# start of Information given
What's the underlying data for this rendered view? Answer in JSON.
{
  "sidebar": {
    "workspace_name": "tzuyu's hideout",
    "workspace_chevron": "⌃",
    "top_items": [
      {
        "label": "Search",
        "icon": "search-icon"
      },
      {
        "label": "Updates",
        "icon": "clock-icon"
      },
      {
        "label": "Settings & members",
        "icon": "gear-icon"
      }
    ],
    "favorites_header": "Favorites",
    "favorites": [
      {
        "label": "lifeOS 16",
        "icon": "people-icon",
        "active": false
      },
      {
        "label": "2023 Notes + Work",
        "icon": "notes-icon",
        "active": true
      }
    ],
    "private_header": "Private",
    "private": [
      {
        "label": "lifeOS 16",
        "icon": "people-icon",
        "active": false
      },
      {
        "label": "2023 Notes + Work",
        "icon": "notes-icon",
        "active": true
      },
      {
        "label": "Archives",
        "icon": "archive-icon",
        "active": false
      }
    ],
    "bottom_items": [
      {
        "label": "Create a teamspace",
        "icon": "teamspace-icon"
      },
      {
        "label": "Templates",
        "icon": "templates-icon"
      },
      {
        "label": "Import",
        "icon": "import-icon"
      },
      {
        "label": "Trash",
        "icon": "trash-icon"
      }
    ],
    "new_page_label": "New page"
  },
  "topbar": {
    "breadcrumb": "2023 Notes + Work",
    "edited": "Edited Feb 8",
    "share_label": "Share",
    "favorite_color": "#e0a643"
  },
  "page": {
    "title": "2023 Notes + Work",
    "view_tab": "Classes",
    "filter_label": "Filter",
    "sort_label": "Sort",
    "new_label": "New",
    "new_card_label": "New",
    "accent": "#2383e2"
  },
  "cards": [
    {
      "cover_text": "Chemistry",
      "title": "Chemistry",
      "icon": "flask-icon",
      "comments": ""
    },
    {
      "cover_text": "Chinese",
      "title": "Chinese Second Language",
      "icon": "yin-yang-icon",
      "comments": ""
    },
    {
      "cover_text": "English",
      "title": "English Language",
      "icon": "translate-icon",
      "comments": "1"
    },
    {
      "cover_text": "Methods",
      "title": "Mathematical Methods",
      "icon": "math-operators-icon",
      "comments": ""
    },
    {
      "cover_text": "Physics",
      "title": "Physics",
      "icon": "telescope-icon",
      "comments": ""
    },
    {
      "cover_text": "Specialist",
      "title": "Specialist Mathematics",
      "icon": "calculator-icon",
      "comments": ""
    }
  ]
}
# end of Information given
Objective: Each entry above is to be set down again in exactly the same words.

Exercise output:
What's the underlying data for this rendered view? Answer in JSON.
{
  "sidebar": {
    "workspace_name": "tzuyu's hideout",
    "workspace_chevron": "⌃",
    "top_items": [
      {
        "label": "Search",
        "icon": "search-icon"
      },
      {
        "label": "Updates",
        "icon": "clock-icon"
      },
      {
        "label": "Settings & members",
        "icon": "gear-icon"
      }
    ],
    "favorites_header": "Favorites",
    "favorites": [
      {
        "label": "lifeOS 16",
        "icon": "people-icon",
        "active": false
      },
      {
        "label": "2023 Notes + Work",
        "icon": "notes-icon",
        "active": true
      }
    ],
    "private_header": "Private",
    "private": [
      {
        "label": "lifeOS 16",
        "icon": "people-icon",
        "active": false
      },
      {
        "label": "2023 Notes + Work",
        "icon": "notes-icon",
        "active": true
      },
      {
        "label": "Archives",
        "icon": "archive-icon",
        "active": false
      }
    ],
    "bottom_items": [
      {
        "label": "Create a teamspace",
        "icon": "teamspace-icon"
      },
      {
        "label": "Templates",
        "icon": "templates-icon"
      },
      {
        "label": "Import",
        "icon": "import-icon"
      },
      {
        "label": "Trash",
        "icon": "trash-icon"
      }
    ],
    "new_page_label": "New page"
  },
  "topbar": {
    "breadcrumb": "2023 Notes + Work",
    "edited": "Edited Feb 8",
    "share_label": "Share",
    "favorite_color": "#e0a643"
  },
  "page": {
    "title": "2023 Notes + Work",
    "view_tab": "Classes",
    "filter_label": "Filter",
    "sort_label": "Sort",
    "new_label": "New",
    "new_card_label": "New",
    "accent": "#2383e2"
  },
  "cards": [
    {
      "cover_text": "Chemistry",
      "title": "Chemistry",
      "icon": "flask-icon",
      "comments": ""
    },
    {
      "cover_text": "Chinese",
      "title": "Chinese Second Language",
      "icon": "yin-yang-icon",
      "comments": ""
    },
    {
      "cover_text": "English",
      "title": "English Language",
      "icon": "translate-icon",
      "comments": "1"
    },
    {
      "cover_text": "Methods",
      "title": "Mathematical Methods",
      "icon": "math-operators-icon",
      "comments": ""
    },
    {
      "cover_text": "Physics",
      "title": "Physics",
      "icon": "telescope-icon",
      "comments": ""
    },
    {
      "cover_text": "Specialist",
      "title": "Specialist Mathematics",
      "icon": "calculator-icon",
      "comments": ""
    }
  ]
}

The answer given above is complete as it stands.